[Dataset items]
· · ·
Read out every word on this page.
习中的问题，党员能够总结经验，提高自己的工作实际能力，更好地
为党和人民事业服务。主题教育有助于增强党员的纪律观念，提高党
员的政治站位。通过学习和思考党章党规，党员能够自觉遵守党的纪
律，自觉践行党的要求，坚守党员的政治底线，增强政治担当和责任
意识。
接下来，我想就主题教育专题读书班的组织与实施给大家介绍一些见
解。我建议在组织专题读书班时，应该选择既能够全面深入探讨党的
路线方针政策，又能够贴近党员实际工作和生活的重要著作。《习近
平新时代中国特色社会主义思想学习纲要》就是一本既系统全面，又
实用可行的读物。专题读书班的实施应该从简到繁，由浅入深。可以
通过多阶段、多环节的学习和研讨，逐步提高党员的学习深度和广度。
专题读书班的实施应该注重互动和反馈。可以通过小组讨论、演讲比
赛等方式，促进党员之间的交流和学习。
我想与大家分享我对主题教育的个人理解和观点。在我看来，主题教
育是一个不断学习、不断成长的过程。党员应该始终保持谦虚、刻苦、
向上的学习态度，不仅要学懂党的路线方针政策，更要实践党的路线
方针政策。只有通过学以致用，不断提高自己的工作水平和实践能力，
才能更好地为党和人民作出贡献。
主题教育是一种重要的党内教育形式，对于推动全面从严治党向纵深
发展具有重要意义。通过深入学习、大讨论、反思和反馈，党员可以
· · ·
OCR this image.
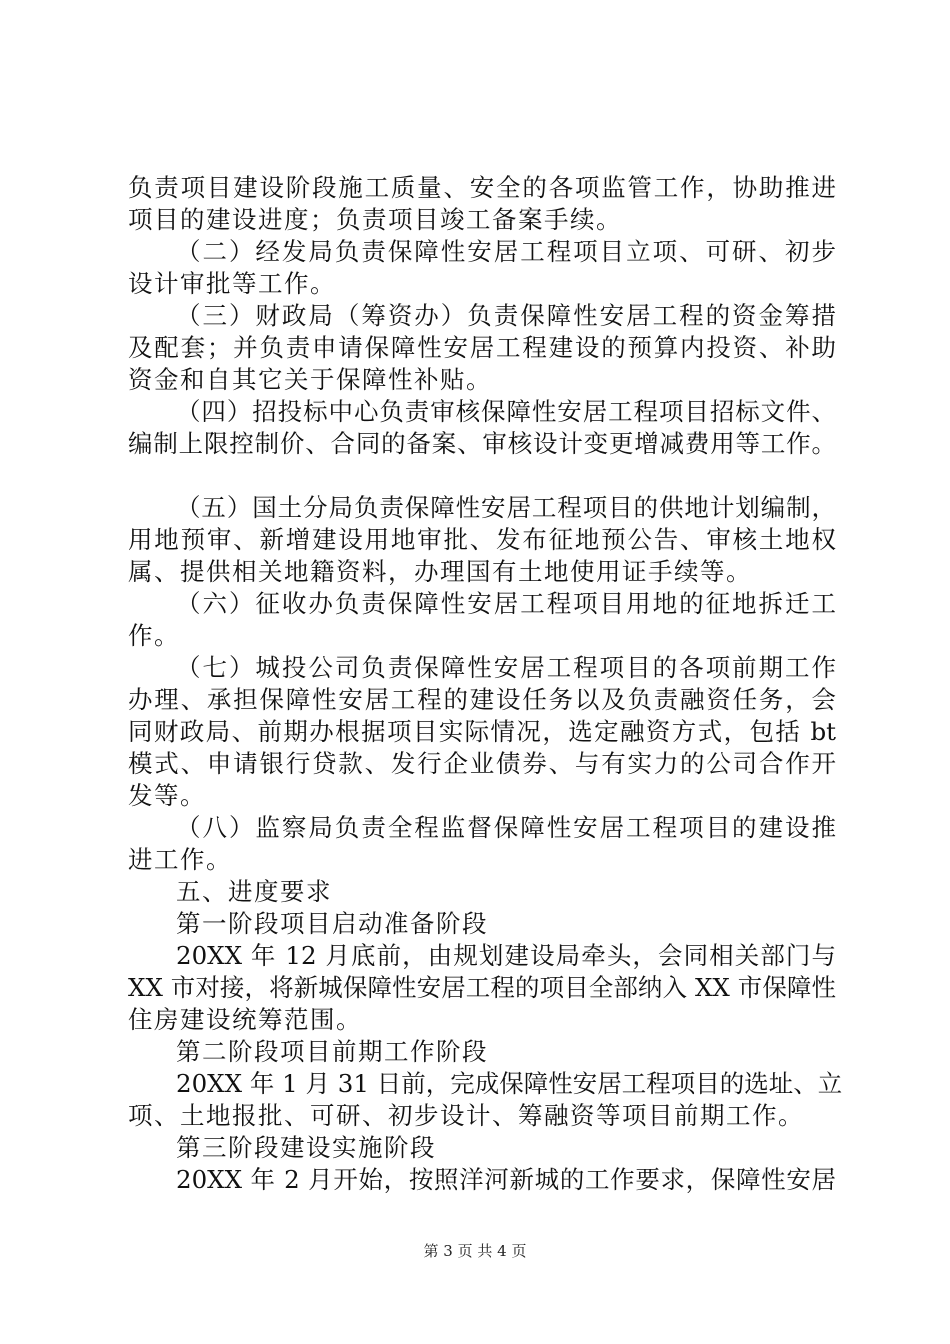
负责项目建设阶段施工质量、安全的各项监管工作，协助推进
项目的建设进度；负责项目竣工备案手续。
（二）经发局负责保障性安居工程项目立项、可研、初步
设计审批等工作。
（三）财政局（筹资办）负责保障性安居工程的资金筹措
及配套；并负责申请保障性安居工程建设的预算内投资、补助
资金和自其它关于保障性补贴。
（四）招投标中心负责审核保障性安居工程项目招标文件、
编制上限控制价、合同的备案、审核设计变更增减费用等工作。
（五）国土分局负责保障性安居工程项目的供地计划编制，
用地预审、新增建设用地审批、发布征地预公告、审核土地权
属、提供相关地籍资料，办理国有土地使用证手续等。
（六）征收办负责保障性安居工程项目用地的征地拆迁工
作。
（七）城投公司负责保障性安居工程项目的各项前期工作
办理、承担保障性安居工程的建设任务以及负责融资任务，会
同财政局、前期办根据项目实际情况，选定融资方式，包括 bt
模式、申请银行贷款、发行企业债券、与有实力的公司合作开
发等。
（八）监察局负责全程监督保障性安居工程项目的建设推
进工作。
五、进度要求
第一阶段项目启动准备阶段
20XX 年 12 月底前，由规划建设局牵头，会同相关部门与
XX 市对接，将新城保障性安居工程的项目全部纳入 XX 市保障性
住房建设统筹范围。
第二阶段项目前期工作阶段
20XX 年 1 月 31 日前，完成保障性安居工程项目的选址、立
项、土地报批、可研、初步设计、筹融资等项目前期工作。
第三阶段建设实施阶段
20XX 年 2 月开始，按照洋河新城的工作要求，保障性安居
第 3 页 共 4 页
· · ·
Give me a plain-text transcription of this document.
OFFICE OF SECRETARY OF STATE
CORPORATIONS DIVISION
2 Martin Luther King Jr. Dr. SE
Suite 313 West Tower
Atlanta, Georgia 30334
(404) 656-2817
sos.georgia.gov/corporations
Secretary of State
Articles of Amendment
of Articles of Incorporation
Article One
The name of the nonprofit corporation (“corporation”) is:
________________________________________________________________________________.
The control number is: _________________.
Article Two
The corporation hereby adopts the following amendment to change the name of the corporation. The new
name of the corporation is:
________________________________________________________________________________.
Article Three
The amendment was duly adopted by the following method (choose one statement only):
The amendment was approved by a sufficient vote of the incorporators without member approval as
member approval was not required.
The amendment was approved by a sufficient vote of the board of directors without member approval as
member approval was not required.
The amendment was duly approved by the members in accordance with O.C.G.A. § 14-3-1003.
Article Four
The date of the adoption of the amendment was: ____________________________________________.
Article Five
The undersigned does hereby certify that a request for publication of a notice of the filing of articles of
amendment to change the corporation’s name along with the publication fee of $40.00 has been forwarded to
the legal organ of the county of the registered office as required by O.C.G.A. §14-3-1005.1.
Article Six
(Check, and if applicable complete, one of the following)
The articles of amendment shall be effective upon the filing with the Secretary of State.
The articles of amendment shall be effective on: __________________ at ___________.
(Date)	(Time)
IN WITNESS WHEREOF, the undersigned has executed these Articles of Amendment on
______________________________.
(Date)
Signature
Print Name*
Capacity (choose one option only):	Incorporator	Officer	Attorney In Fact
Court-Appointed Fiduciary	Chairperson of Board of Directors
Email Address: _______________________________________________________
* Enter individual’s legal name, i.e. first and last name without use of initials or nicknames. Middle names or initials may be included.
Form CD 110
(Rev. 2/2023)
· · ·
* Given exercise
Where a line of the data holds "this", show that line.

* Reply to the exercise
Read out every word on this page.
OCR this image.
Give me a plain-text transcription of this document.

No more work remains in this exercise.